● PROBLEM DETAILS: Pick out the lines below with "power" and list them.

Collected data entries
++++++++++++++++++++
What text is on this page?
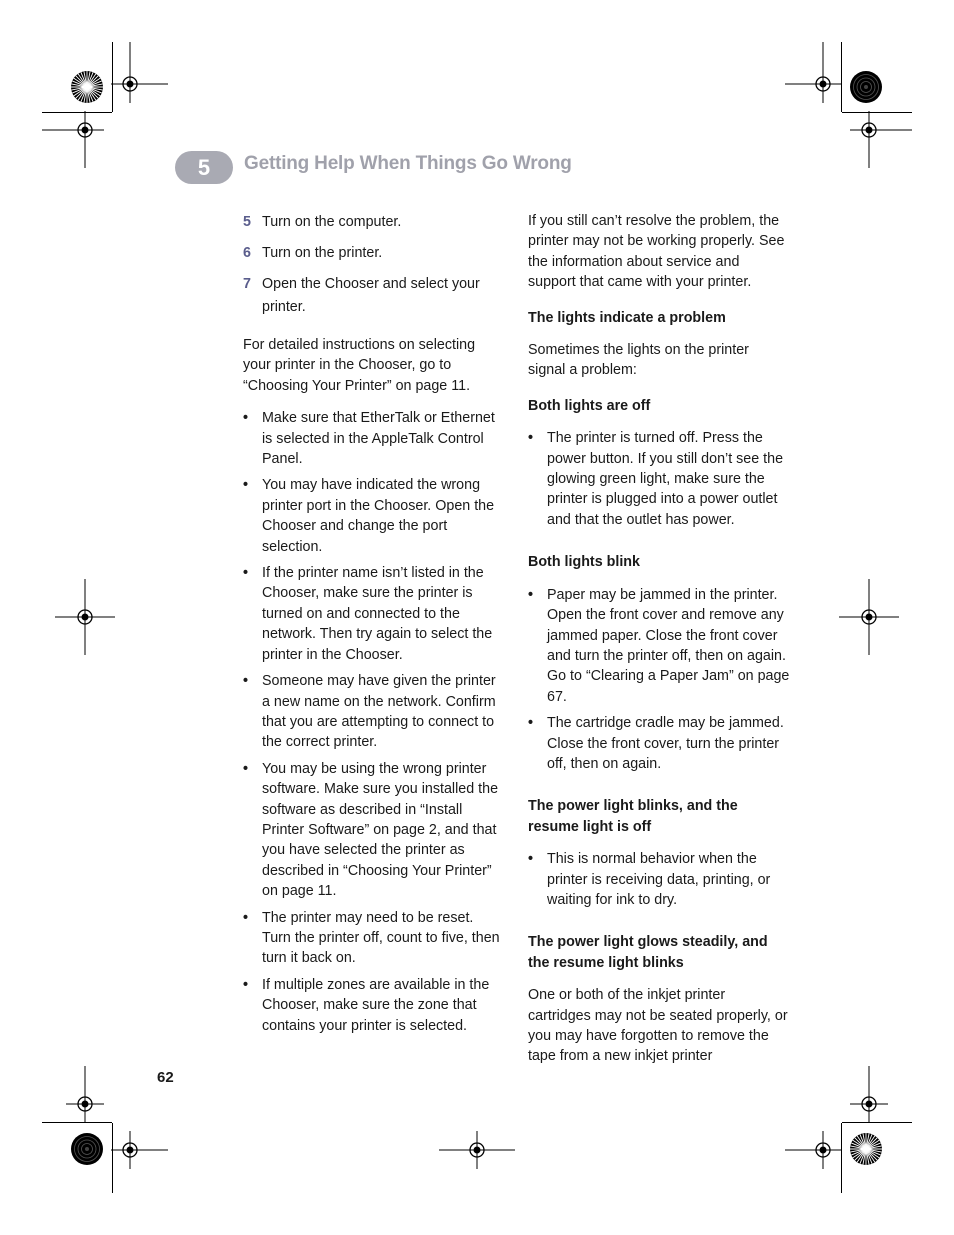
5 Getting Help When Things Go Wrong
5 Turn on the computer.
6 Turn on the printer.
7 Open the Chooser and select your printer.

For detailed instructions on selecting your printer in the Chooser, go to “Choosing Your Printer” on page 11.

• Make sure that EtherTalk or Ethernet is selected in the AppleTalk Control Panel.
• You may have indicated the wrong printer port in the Chooser. Open the Chooser and change the port selection.
• If the printer name isn’t listed in the Chooser, make sure the printer is turned on and connected to the network. Then try again to select the printer in the Chooser.
• Someone may have given the printer a new name on the network. Confirm that you are attempting to connect to the correct printer.
• You may be using the wrong printer software. Make sure you installed the software as described in “Install Printer Software” on page 2, and that you have selected the printer as described in “Choosing Your Printer” on page 11.
• The printer may need to be reset. Turn the printer off, count to five, then turn it back on.
• If multiple zones are available in the Chooser, make sure the zone that contains your printer is selected.

If you still can’t resolve the problem, the printer may not be working properly. See the information about service and support that came with your printer.

The lights indicate a problem

Sometimes the lights on the printer signal a problem:

Both lights are off
• The printer is turned off. Press the power button. If you still don’t see the glowing green light, make sure the printer is plugged into a power outlet and that the outlet has power.
Both lights blink
• Paper may be jammed in the printer. Open the front cover and remove any jammed paper. Close the front cover and turn the printer off, then on again. Go to “Clearing a Paper Jam” on page 67.
• The cartridge cradle may be jammed. Close the front cover, turn the printer off, then on again.
The power light blinks, and the resume light is off
• This is normal behavior when the printer is receiving data, printing, or waiting for ink to dry.
The power light glows steadily, and the resume light blinks

One or both of the inkjet printer cartridges may not be seated properly, or you may have forgotten to remove the tape from a new inkjet printer

62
++++++++++++++++++++
● EXERCISE OUTPUT:
• The printer is turned off. Press the power button. If you still don’t see the glowing green light, make sure the printer is plugged into a power outlet and that the outlet has power.
The power light blinks, and the resume light is off
The power light glows steadily, and the resume light blinks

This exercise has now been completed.